INPUT DATA:
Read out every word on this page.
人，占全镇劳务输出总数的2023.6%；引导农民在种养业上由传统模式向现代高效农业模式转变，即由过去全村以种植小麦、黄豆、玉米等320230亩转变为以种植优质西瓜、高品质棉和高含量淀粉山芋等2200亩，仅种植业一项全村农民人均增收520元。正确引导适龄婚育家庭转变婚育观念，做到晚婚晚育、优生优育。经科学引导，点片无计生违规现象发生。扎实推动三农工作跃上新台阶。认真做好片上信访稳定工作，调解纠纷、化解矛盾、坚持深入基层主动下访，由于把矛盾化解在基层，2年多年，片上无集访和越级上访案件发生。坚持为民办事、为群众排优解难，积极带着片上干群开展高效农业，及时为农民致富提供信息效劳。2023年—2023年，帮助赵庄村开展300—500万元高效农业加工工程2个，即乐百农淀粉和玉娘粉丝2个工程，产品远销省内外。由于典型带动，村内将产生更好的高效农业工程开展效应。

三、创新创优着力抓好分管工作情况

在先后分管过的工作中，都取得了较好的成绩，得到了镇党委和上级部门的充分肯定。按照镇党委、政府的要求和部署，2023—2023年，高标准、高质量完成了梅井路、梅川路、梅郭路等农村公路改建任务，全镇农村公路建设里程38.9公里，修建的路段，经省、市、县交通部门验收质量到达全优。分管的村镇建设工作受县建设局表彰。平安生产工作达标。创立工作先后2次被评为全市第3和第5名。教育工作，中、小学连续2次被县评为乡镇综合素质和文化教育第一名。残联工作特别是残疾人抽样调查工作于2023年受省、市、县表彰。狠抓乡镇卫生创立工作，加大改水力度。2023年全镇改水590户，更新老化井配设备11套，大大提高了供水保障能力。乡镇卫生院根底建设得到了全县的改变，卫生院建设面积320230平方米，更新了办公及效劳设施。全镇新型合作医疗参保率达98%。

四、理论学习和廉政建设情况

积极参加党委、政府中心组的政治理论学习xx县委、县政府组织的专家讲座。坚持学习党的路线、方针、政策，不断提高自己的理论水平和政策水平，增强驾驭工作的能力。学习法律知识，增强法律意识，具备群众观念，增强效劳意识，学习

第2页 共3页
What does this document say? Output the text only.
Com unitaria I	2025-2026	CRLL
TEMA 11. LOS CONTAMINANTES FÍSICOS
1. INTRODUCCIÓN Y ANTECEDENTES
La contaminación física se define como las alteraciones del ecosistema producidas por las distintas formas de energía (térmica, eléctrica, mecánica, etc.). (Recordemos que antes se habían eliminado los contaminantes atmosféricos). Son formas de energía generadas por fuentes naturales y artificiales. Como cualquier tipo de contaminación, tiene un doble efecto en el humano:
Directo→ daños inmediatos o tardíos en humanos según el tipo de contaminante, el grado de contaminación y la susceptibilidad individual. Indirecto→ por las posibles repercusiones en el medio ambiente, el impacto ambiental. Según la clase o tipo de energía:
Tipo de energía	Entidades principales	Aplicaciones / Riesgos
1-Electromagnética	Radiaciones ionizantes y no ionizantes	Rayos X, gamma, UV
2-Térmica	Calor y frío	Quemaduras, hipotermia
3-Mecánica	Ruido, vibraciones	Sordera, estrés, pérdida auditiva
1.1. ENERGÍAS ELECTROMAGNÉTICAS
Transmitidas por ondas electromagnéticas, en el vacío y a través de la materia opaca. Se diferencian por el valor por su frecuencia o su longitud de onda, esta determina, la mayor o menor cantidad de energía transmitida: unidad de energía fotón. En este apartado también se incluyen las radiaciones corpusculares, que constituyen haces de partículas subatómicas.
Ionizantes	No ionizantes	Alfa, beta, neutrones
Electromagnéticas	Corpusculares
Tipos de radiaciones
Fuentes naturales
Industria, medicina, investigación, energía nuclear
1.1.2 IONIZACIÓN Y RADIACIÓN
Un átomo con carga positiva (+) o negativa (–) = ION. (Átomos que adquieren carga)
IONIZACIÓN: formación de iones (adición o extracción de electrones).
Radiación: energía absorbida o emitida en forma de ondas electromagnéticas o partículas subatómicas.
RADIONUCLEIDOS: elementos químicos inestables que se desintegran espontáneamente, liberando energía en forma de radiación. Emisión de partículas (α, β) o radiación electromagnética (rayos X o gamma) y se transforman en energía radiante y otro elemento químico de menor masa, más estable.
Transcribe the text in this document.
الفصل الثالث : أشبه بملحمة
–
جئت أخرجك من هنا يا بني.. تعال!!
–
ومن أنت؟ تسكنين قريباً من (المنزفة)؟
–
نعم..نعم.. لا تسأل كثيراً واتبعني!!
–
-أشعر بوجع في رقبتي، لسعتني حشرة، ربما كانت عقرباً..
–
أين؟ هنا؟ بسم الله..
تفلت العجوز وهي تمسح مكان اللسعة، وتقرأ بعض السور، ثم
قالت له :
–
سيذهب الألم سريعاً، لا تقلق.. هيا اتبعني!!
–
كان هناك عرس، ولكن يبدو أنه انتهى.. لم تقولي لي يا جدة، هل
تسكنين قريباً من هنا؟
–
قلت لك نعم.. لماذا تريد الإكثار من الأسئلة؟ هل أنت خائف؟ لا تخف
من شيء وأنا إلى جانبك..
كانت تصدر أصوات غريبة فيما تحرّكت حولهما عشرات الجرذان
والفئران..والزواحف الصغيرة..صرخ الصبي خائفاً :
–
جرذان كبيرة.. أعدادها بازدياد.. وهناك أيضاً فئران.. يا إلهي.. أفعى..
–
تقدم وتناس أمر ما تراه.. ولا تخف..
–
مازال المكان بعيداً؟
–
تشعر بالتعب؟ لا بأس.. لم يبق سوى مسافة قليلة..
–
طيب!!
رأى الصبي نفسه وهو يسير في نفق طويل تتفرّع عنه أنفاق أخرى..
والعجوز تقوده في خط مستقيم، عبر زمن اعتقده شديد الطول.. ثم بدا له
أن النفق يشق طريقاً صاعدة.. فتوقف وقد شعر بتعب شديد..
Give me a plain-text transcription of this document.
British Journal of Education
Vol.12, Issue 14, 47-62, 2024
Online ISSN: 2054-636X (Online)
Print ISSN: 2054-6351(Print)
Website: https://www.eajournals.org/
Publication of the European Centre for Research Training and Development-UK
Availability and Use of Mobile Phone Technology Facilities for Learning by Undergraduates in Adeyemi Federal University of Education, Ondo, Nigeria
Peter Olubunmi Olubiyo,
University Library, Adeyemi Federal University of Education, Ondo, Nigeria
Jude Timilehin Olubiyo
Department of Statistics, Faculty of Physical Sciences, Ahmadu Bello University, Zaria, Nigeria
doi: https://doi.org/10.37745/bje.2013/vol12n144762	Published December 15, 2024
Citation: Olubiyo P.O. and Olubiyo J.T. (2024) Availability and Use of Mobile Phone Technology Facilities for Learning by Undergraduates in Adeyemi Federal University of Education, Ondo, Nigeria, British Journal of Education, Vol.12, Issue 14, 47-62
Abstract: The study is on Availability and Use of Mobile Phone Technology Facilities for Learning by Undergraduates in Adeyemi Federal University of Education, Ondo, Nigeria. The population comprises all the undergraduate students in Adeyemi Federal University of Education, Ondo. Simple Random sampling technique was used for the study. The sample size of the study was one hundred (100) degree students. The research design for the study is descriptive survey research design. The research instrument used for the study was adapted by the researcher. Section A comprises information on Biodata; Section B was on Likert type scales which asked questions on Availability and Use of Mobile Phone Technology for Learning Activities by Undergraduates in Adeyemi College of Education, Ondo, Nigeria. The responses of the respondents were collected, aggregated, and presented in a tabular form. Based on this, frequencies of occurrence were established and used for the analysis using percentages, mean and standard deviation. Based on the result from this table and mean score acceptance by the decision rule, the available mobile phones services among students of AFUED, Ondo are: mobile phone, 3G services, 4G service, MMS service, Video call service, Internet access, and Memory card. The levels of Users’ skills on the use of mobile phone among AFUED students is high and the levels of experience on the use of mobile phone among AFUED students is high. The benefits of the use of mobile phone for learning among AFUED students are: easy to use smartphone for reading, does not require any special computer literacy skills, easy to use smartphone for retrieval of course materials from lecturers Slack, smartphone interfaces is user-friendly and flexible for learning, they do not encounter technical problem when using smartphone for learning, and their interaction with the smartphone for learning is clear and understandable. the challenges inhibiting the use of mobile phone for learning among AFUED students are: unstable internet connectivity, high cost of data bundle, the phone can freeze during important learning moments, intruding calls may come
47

WHAT THE EXERCISE ASKS: Nothing but a number is needed here: how many lines hold the string "menor"?

COMPLETE RESPONSE: 2